### Objective:
Report all lines from the entries below in which "succeeded" appears.

### Exercise materials:

__________

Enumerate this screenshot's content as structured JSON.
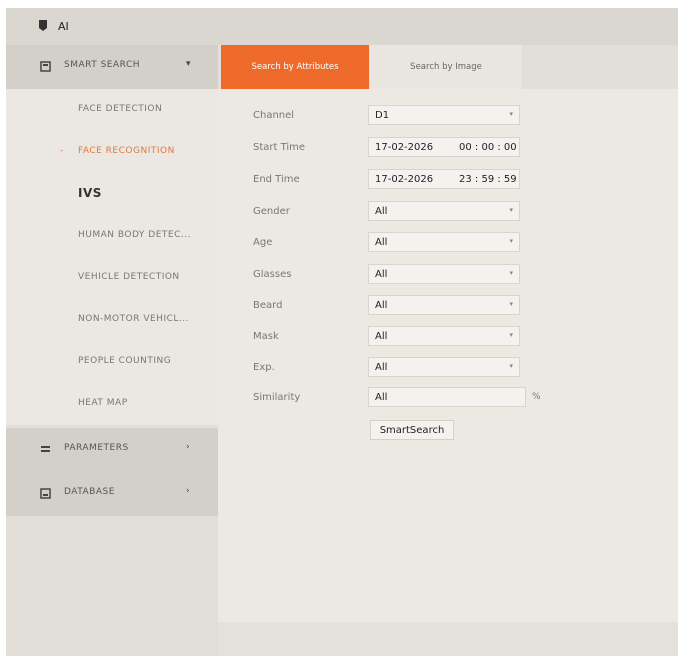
{
  "app": {
    "title": "AI"
  },
  "sidebar": {
    "smart_search": {
      "label": "SMART SEARCH",
      "arrow": "▾"
    },
    "items": [
      {
        "label": "FACE DETECTION"
      },
      {
        "label": "FACE RECOGNITION",
        "marker": "-"
      },
      {
        "label": "IVS"
      },
      {
        "label": "HUMAN BODY DETEC..."
      },
      {
        "label": "VEHICLE DETECTION"
      },
      {
        "label": "NON-MOTOR VEHICL..."
      },
      {
        "label": "PEOPLE COUNTING"
      },
      {
        "label": "HEAT MAP"
      }
    ],
    "parameters": {
      "label": "PARAMETERS",
      "arrow": "›"
    },
    "database": {
      "label": "DATABASE",
      "arrow": "›"
    }
  },
  "tabs": [
    {
      "label": "Search by Attributes",
      "active": true
    },
    {
      "label": "Search by Image",
      "active": false
    }
  ],
  "form": {
    "channel": {
      "label": "Channel",
      "value": "D1"
    },
    "start_time": {
      "label": "Start Time",
      "date": "17-02-2026",
      "time": "00 : 00 : 00"
    },
    "end_time": {
      "label": "End Time",
      "date": "17-02-2026",
      "time": "23 : 59 : 59"
    },
    "gender": {
      "label": "Gender",
      "value": "All"
    },
    "age": {
      "label": "Age",
      "value": "All"
    },
    "glasses": {
      "label": "Glasses",
      "value": "All"
    },
    "beard": {
      "label": "Beard",
      "value": "All"
    },
    "mask": {
      "label": "Mask",
      "value": "All"
    },
    "expression": {
      "label": "Exp.",
      "value": "All"
    },
    "similarity": {
      "label": "Similarity",
      "value": "All",
      "unit": "%"
    },
    "search_button": "SmartSearch"
  },
  "icons": {
    "dropdown": "▾"
  },
  "colors": {
    "accent": "#ee6a2a",
    "active_text": "#e2793a"
  }
}
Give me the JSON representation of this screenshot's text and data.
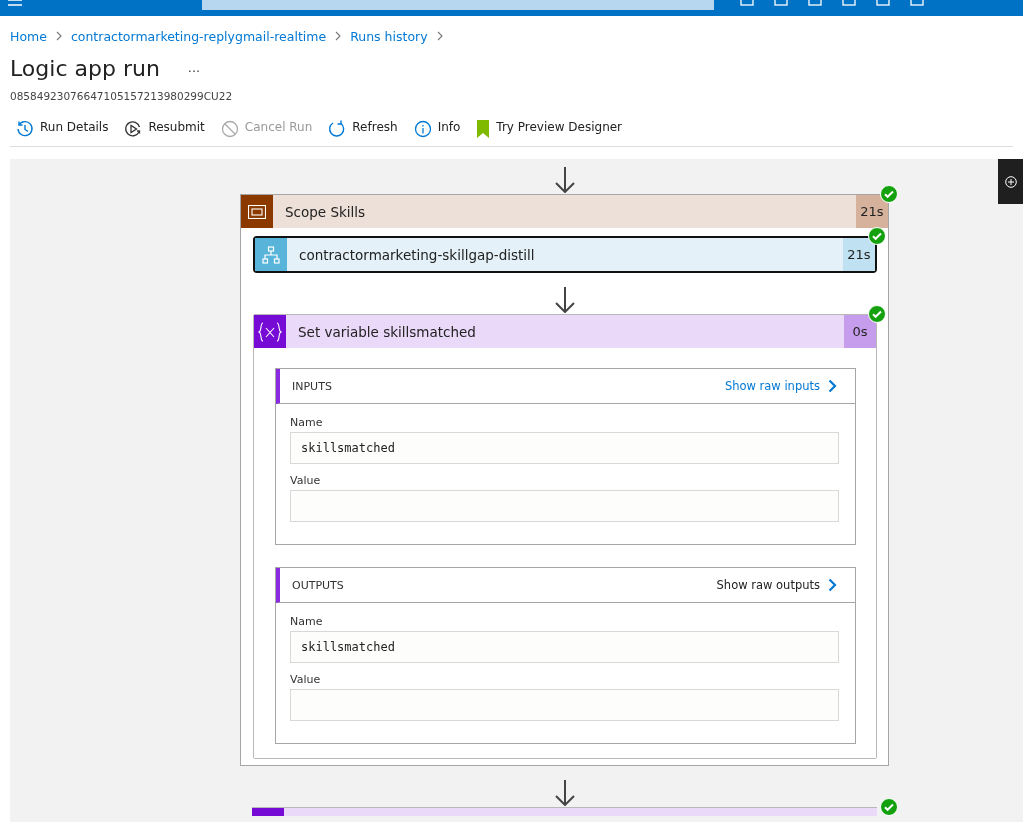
{
  "breadcrumb": [
    "Home",
    "contractormarketing-replygmail-realtime",
    "Runs history"
  ],
  "title": "Logic app run",
  "more_label": "···",
  "run_id": "08584923076647105157213980299CU22",
  "toolbar": [
    {
      "kind": "history",
      "label": "Run Details",
      "disabled": false
    },
    {
      "kind": "resubmit",
      "label": "Resubmit",
      "disabled": false
    },
    {
      "kind": "cancel",
      "label": "Cancel Run",
      "disabled": true
    },
    {
      "kind": "refresh",
      "label": "Refresh",
      "disabled": false
    },
    {
      "kind": "info",
      "label": "Info",
      "disabled": false
    },
    {
      "kind": "bookmark",
      "label": "Try Preview Designer",
      "disabled": false
    }
  ],
  "flow": {
    "scope": {
      "title": "Scope Skills",
      "duration": "21s",
      "succeeded": true,
      "actions": [
        {
          "kind": "workflow",
          "title": "contractormarketing-skillgap-distill",
          "duration": "21s",
          "succeeded": true,
          "selected": true
        },
        {
          "kind": "variable",
          "title": "Set variable skillsmatched",
          "duration": "0s",
          "succeeded": true,
          "selected": false,
          "sections": [
            {
              "heading": "INPUTS",
              "link": "Show raw inputs",
              "fields": [
                {
                  "label": "Name",
                  "value": "skillsmatched"
                },
                {
                  "label": "Value"
                }
              ]
            },
            {
              "heading": "OUTPUTS",
              "link": "Show raw outputs",
              "fields": [
                {
                  "label": "Name",
                  "value": "skillsmatched"
                },
                {
                  "label": "Value"
                }
              ]
            }
          ]
        }
      ]
    },
    "next_action": {
      "kind": "variable",
      "succeeded": true
    }
  }
}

__________

### Exercise answer:
      "succeeded": true,
          "succeeded": true,
          "succeeded": true,
      "succeeded": true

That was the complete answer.